(Dataset items)
####

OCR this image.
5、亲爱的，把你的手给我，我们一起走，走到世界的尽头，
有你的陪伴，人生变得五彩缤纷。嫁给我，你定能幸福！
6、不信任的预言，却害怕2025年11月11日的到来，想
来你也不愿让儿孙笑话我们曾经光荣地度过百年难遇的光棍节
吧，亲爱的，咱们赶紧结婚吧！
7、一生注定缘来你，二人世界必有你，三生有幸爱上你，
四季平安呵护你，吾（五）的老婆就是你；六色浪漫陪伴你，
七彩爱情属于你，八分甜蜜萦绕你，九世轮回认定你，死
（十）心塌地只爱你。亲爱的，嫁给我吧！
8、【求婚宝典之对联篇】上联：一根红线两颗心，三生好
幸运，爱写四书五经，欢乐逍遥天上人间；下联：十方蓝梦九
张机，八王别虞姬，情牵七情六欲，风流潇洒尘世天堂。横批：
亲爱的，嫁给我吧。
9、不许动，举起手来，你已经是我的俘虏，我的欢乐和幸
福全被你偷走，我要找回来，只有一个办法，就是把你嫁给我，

####

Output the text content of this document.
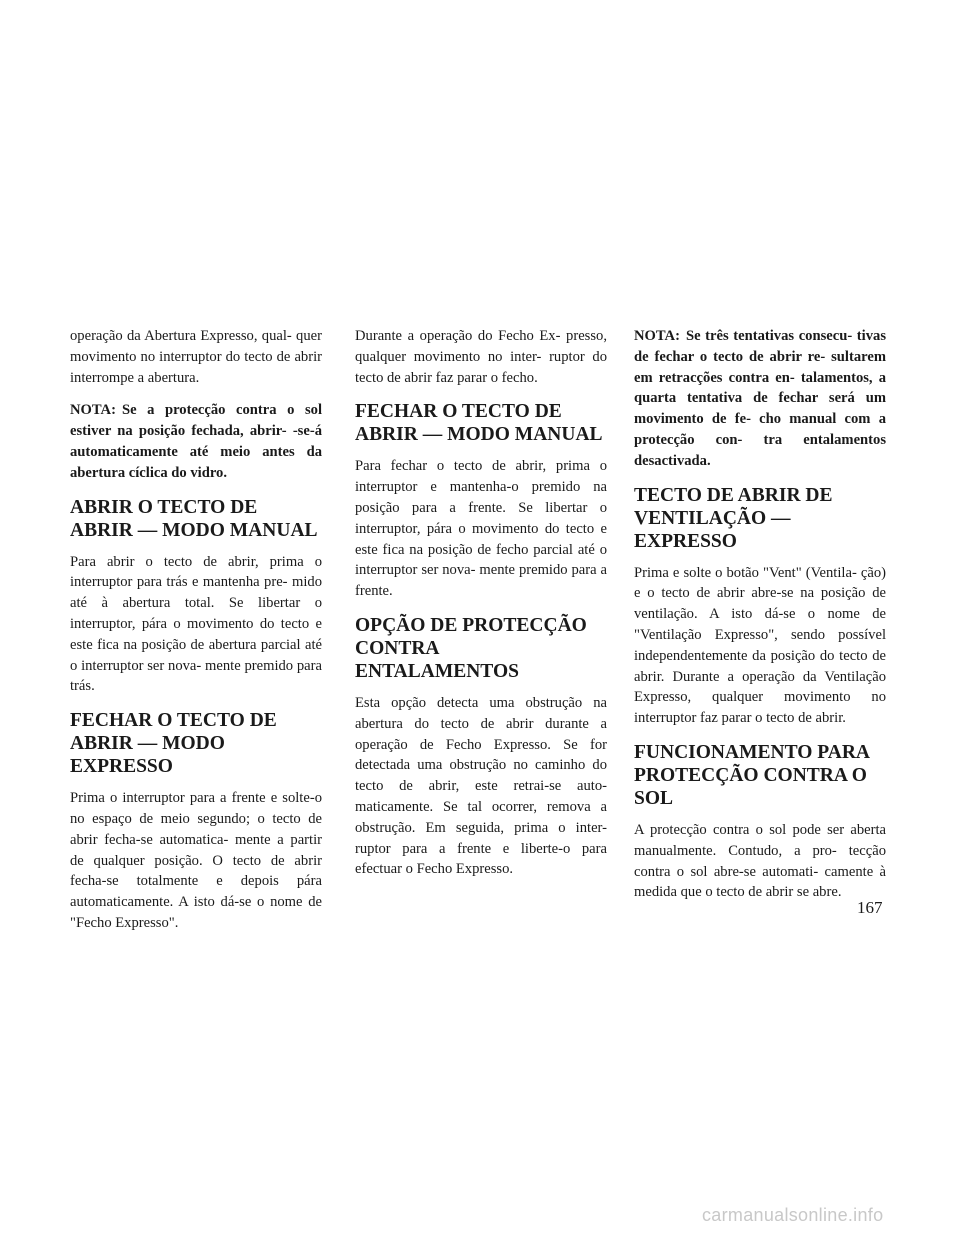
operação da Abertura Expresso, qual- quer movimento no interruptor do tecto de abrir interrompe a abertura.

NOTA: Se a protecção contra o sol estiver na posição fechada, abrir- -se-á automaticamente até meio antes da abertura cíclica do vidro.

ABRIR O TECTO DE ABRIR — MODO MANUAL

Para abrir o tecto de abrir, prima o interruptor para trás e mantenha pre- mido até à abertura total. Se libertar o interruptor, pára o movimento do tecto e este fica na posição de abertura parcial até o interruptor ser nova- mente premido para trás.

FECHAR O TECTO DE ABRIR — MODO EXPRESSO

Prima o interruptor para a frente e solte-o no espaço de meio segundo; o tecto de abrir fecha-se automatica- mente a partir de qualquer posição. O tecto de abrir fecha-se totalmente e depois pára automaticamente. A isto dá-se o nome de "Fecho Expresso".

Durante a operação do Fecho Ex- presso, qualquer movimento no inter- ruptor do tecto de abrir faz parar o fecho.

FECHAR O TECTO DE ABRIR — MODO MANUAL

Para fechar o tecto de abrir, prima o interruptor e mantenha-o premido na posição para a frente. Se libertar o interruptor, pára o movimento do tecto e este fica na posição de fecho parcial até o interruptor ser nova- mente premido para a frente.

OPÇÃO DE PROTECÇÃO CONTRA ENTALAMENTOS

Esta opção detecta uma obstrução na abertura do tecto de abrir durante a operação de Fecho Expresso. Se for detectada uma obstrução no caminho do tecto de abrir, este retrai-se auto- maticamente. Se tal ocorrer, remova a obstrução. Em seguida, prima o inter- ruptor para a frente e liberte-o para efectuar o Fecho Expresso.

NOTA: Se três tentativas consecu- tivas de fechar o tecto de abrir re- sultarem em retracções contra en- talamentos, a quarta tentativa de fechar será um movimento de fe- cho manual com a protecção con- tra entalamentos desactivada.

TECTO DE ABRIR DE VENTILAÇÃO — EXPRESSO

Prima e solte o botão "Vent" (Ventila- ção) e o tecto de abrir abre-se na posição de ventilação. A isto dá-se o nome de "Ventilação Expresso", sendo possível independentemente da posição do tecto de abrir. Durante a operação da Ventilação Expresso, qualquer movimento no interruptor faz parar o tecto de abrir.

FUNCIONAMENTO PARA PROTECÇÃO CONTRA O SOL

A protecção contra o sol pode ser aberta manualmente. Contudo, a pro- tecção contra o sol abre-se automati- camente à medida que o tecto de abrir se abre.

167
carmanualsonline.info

####

Point out every line holding the string "meio" and copy it.

= Answer =
NOTA: Se a protecção contra o sol estiver na posição fechada, abrir- -se-á automaticamente até meio antes da abertura cíclica do vidro.
Prima o interruptor para a frente e solte-o no espaço de meio segundo; o tecto de abrir fecha-se automatica- mente a partir de qualquer posição. O tecto de abrir fecha-se totalmente e depois pára automaticamente. A isto dá-se o nome de "Fecho Expresso".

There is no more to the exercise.